=== Written exercise ===
Give the number of lines in the data that hold the word "Level", and nothing else.

======

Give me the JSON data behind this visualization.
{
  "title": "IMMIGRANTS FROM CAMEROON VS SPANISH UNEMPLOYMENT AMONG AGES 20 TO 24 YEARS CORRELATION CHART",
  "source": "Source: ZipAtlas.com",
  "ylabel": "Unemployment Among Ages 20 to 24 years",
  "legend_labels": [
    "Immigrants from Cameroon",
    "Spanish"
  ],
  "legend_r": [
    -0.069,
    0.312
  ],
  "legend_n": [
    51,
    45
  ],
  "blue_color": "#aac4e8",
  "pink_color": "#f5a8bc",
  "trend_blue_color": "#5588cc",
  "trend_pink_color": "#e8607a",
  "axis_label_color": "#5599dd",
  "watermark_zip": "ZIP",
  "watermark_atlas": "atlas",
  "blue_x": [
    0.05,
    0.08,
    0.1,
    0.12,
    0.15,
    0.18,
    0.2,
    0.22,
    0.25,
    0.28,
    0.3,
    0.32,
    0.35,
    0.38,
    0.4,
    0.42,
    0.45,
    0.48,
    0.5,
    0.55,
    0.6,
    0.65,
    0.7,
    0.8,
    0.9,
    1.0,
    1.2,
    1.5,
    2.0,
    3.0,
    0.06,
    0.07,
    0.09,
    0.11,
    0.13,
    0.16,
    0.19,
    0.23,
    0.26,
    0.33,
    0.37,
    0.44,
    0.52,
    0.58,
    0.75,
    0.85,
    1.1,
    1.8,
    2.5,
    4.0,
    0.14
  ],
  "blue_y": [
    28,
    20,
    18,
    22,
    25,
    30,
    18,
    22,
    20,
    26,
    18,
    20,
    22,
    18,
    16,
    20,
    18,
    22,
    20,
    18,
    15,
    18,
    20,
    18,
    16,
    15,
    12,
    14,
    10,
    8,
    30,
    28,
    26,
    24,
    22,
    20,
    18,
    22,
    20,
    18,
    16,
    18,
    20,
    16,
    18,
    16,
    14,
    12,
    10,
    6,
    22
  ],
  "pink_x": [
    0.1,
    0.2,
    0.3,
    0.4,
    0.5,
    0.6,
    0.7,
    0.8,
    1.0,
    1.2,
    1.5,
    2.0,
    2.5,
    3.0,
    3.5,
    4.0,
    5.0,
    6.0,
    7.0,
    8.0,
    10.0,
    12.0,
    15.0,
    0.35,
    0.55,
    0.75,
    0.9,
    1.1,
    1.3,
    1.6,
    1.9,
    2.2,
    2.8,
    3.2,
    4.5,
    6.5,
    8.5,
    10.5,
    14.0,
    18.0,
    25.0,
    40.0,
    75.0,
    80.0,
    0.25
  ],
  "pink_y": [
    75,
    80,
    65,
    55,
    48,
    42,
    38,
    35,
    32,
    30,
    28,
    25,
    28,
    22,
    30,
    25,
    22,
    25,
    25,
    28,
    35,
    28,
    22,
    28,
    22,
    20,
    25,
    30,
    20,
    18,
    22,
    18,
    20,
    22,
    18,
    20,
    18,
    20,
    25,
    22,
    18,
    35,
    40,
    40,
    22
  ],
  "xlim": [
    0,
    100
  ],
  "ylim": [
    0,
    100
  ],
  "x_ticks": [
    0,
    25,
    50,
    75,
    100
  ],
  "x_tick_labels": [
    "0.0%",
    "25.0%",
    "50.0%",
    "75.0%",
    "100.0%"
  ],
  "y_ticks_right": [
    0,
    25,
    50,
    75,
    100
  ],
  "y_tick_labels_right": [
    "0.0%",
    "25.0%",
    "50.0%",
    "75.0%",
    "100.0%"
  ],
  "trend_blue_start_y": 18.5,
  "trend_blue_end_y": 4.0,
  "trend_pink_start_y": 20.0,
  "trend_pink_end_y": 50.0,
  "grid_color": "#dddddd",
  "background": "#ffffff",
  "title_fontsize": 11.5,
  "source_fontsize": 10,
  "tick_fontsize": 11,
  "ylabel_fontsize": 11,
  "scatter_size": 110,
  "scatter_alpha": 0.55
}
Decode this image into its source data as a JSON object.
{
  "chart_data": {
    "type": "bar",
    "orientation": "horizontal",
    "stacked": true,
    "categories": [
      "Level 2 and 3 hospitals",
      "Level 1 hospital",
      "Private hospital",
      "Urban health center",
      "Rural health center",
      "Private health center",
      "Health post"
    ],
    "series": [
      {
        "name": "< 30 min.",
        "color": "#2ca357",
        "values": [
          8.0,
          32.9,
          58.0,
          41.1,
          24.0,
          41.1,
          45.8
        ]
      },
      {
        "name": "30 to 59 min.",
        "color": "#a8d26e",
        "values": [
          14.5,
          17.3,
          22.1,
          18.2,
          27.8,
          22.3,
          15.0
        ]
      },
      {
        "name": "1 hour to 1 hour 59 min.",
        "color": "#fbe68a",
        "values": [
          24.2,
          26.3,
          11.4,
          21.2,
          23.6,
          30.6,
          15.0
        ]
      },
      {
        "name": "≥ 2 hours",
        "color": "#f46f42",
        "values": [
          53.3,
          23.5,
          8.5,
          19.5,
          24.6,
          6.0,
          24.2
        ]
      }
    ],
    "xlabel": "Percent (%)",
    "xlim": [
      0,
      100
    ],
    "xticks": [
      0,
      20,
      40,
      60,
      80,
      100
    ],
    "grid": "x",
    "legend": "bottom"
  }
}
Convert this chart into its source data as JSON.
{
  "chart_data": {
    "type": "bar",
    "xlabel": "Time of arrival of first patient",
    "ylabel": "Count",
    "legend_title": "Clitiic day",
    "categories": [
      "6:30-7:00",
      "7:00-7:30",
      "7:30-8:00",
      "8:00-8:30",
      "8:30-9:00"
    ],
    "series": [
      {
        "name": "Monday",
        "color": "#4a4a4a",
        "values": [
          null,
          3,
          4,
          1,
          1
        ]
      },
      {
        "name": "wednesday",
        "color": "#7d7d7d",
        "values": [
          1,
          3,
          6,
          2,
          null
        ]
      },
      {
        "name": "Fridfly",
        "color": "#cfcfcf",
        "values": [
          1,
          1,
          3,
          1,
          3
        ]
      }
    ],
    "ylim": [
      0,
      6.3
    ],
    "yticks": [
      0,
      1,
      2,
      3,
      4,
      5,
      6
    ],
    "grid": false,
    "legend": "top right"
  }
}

======

=== Answer to this problem ===
2